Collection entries

--- begin ---

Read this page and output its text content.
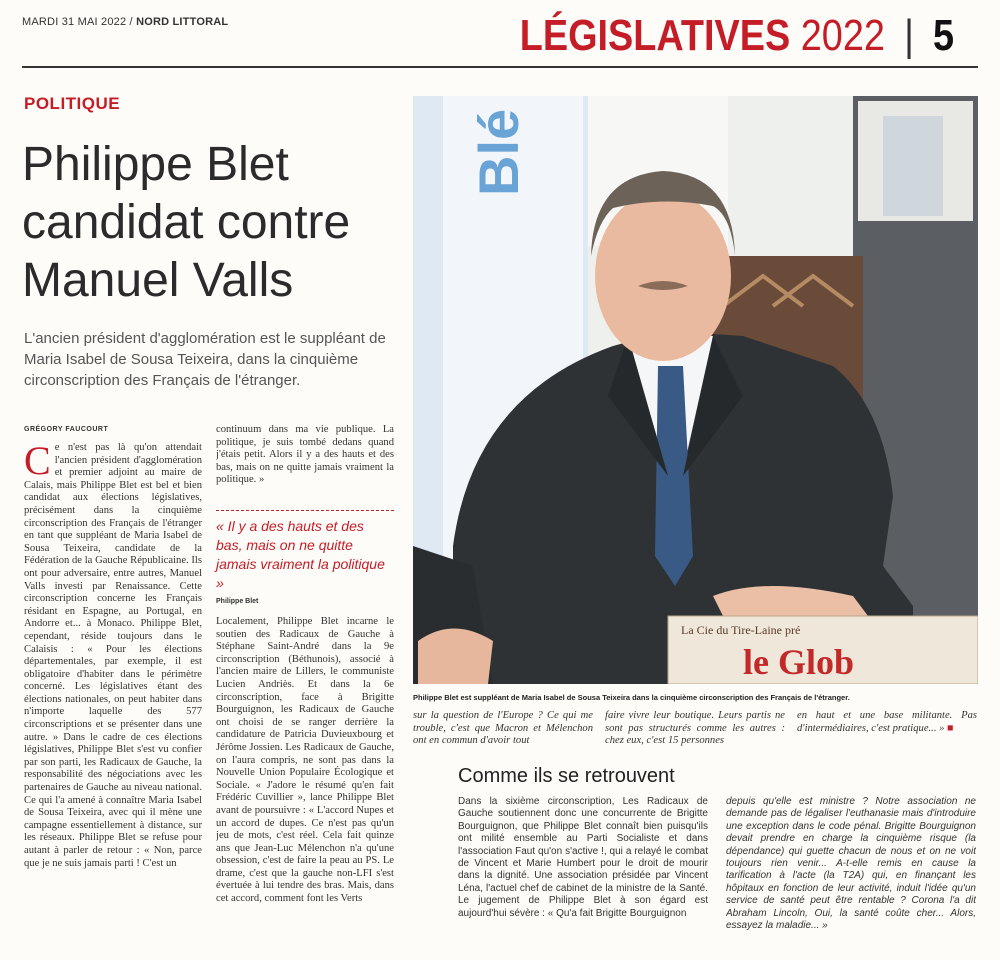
MARDI 31 MAI 2022 / NORD LITTORAL	LÉGISLATIVES 2022 | 5
POLITIQUE
Philippe Blet
candidat contre
Manuel Valls
L'ancien président d'agglomération est le suppléant de Maria Isabel de Sousa Teixeira, dans la cinquième circonscription des Français de l'étranger.
Blé
La Cie du Tire-Laine pré
le Glob
Philippe Blet est suppléant de Maria Isabel de Sousa Teixeira dans la cinquième circonscription des Français de l'étranger.
GRÉGORY FAUCOURT
C e n'est pas là qu'on attendait l'ancien président d'agglomération et premier adjoint au maire de Calais, mais Philippe Blet est bel et bien candidat aux élections législatives, précisément dans la cinquième circonscription des Français de l'étranger en tant que suppléant de Maria Isabel de Sousa Teixeira, candidate de la Fédération de la Gauche Républicaine. Ils ont pour adversaire, entre autres, Manuel Valls investi par Renaissance. Cette circonscription concerne les Français résidant en Espagne, au Portugal, en Andorre et... à Monaco. Philippe Blet, cependant, réside toujours dans le Calaisis : « Pour les élections départementales, par exemple, il est obligatoire d'habiter dans le périmètre concerné. Les législatives étant des élections nationales, on peut habiter dans n'importe laquelle des 577 circonscriptions et se présenter dans une autre. » Dans le cadre de ces élections législatives, Philippe Blet s'est vu confier par son parti, les Radicaux de Gauche, la responsabilité des négociations avec les partenaires de Gauche au niveau national. Ce qui l'a amené à connaître Maria Isabel de Sousa Teixeira, avec qui il mène une campagne essentiellement à distance, sur les réseaux. Philippe Blet se refuse pour autant à parler de retour : « Non, parce que je ne suis jamais parti ! C'est un

continuum dans ma vie publique. La politique, je suis tombé dedans quand j'étais petit. Alors il y a des hauts et des bas, mais on ne quitte jamais vraiment la politique. »

« Il y a des hauts et des bas, mais on ne quitte jamais vraiment la politique »
Philippe Blet

Localement, Philippe Blet incarne le soutien des Radicaux de Gauche à Stéphane Saint-André dans la 9e circonscription (Béthunois), associé à l'ancien maire de Lillers, le communiste Lucien Andriès. Et dans la 6e circonscription, face à Brigitte Bourguignon, les Radicaux de Gauche ont choisi de se ranger derrière la candidature de Patricia Duvieuxbourg et Jérôme Jossien. Les Radicaux de Gauche, on l'aura compris, ne sont pas dans la Nouvelle Union Populaire Écologique et Sociale. « J'adore le résumé qu'en fait Frédéric Cuvillier », lance Philippe Blet avant de poursuivre : « L'accord Nupes et un accord de dupes. Ce n'est pas qu'un jeu de mots, c'est réel. Cela fait quinze ans que Jean-Luc Mélenchon n'a qu'une obsession, c'est de faire la peau au PS. Le drame, c'est que la gauche non-LFI s'est évertuée à lui tendre des bras. Mais, dans cet accord, comment font les Verts

sur la question de l'Europe ? Ce qui me trouble, c'est que Macron et Mélenchon ont en commun d'avoir tout

faire vivre leur boutique. Leurs partis ne sont pas structurés comme les autres : chez eux, c'est 15 personnes

en haut et une base militante. Pas d'intermédiaires, c'est pratique... » ■

Comme ils se retrouvent

Dans la sixième circonscription, Les Radicaux de Gauche soutiennent donc une concurrente de Brigitte Bourguignon, que Philippe Blet connaît bien puisqu'ils ont milité ensemble au Parti Socialiste et dans l'association Faut qu'on s'active !, qui a relayé le combat de Vincent et Marie Humbert pour le droit de mourir dans la dignité. Une association présidée par Vincent Léna, l'actuel chef de cabinet de la ministre de la Santé. Le jugement de Philippe Blet à son égard est aujourd'hui sévère : « Qu'a fait Brigitte Bourguignon

depuis qu'elle est ministre ? Notre association ne demande pas de légaliser l'euthanasie mais d'introduire une exception dans le code pénal. Brigitte Bourguignon devait prendre en charge la cinquième risque (la dépendance) qui guette chacun de nous et on ne voit toujours rien venir... A-t-elle remis en cause la tarification à l'acte (la T2A) qui, en finançant les hôpitaux en fonction de leur activité, induit l'idée qu'un service de santé peut être rentable ? Corona l'a dit Abraham Lincoln, Oui, la santé coûte cher... Alors, essayez la maladie... »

--- end ---

### [Your goal]
Copy all of the entries verbatim, leaving out any pictures they contain.

### [Answer to this task]
Read this page and output its text content.
MARDI 31 MAI 2022 / NORD LITTORAL	LÉGISLATIVES 2022 | 5
POLITIQUE
Philippe Blet
candidat contre
Manuel Valls
L'ancien président d'agglomération est le suppléant de Maria Isabel de Sousa Teixeira, dans la cinquième circonscription des Français de l'étranger.
Blé
La Cie du Tire-Laine pré
le Glob
Philippe Blet est suppléant de Maria Isabel de Sousa Teixeira dans la cinquième circonscription des Français de l'étranger.
GRÉGORY FAUCOURT
C e n'est pas là qu'on attendait l'ancien président d'agglomération et premier adjoint au maire de Calais, mais Philippe Blet est bel et bien candidat aux élections législatives, précisément dans la cinquième circonscription des Français de l'étranger en tant que suppléant de Maria Isabel de Sousa Teixeira, candidate de la Fédération de la Gauche Républicaine. Ils ont pour adversaire, entre autres, Manuel Valls investi par Renaissance. Cette circonscription concerne les Français résidant en Espagne, au Portugal, en Andorre et... à Monaco. Philippe Blet, cependant, réside toujours dans le Calaisis : « Pour les élections départementales, par exemple, il est obligatoire d'habiter dans le périmètre concerné. Les législatives étant des élections nationales, on peut habiter dans n'importe laquelle des 577 circonscriptions et se présenter dans une autre. » Dans le cadre de ces élections législatives, Philippe Blet s'est vu confier par son parti, les Radicaux de Gauche, la responsabilité des négociations avec les partenaires de Gauche au niveau national. Ce qui l'a amené à connaître Maria Isabel de Sousa Teixeira, avec qui il mène une campagne essentiellement à distance, sur les réseaux. Philippe Blet se refuse pour autant à parler de retour : « Non, parce que je ne suis jamais parti ! C'est un

continuum dans ma vie publique. La politique, je suis tombé dedans quand j'étais petit. Alors il y a des hauts et des bas, mais on ne quitte jamais vraiment la politique. »

« Il y a des hauts et des bas, mais on ne quitte jamais vraiment la politique »
Philippe Blet

Localement, Philippe Blet incarne le soutien des Radicaux de Gauche à Stéphane Saint-André dans la 9e circonscription (Béthunois), associé à l'ancien maire de Lillers, le communiste Lucien Andriès. Et dans la 6e circonscription, face à Brigitte Bourguignon, les Radicaux de Gauche ont choisi de se ranger derrière la candidature de Patricia Duvieuxbourg et Jérôme Jossien. Les Radicaux de Gauche, on l'aura compris, ne sont pas dans la Nouvelle Union Populaire Écologique et Sociale. « J'adore le résumé qu'en fait Frédéric Cuvillier », lance Philippe Blet avant de poursuivre : « L'accord Nupes et un accord de dupes. Ce n'est pas qu'un jeu de mots, c'est réel. Cela fait quinze ans que Jean-Luc Mélenchon n'a qu'une obsession, c'est de faire la peau au PS. Le drame, c'est que la gauche non-LFI s'est évertuée à lui tendre des bras. Mais, dans cet accord, comment font les Verts

sur la question de l'Europe ? Ce qui me trouble, c'est que Macron et Mélenchon ont en commun d'avoir tout

faire vivre leur boutique. Leurs partis ne sont pas structurés comme les autres : chez eux, c'est 15 personnes

en haut et une base militante. Pas d'intermédiaires, c'est pratique... » ■

Comme ils se retrouvent

Dans la sixième circonscription, Les Radicaux de Gauche soutiennent donc une concurrente de Brigitte Bourguignon, que Philippe Blet connaît bien puisqu'ils ont milité ensemble au Parti Socialiste et dans l'association Faut qu'on s'active !, qui a relayé le combat de Vincent et Marie Humbert pour le droit de mourir dans la dignité. Une association présidée par Vincent Léna, l'actuel chef de cabinet de la ministre de la Santé. Le jugement de Philippe Blet à son égard est aujourd'hui sévère : « Qu'a fait Brigitte Bourguignon

depuis qu'elle est ministre ? Notre association ne demande pas de légaliser l'euthanasie mais d'introduire une exception dans le code pénal. Brigitte Bourguignon devait prendre en charge la cinquième risque (la dépendance) qui guette chacun de nous et on ne voit toujours rien venir... A-t-elle remis en cause la tarification à l'acte (la T2A) qui, en finançant les hôpitaux en fonction de leur activité, induit l'idée qu'un service de santé peut être rentable ? Corona l'a dit Abraham Lincoln, Oui, la santé coûte cher... Alors, essayez la maladie... »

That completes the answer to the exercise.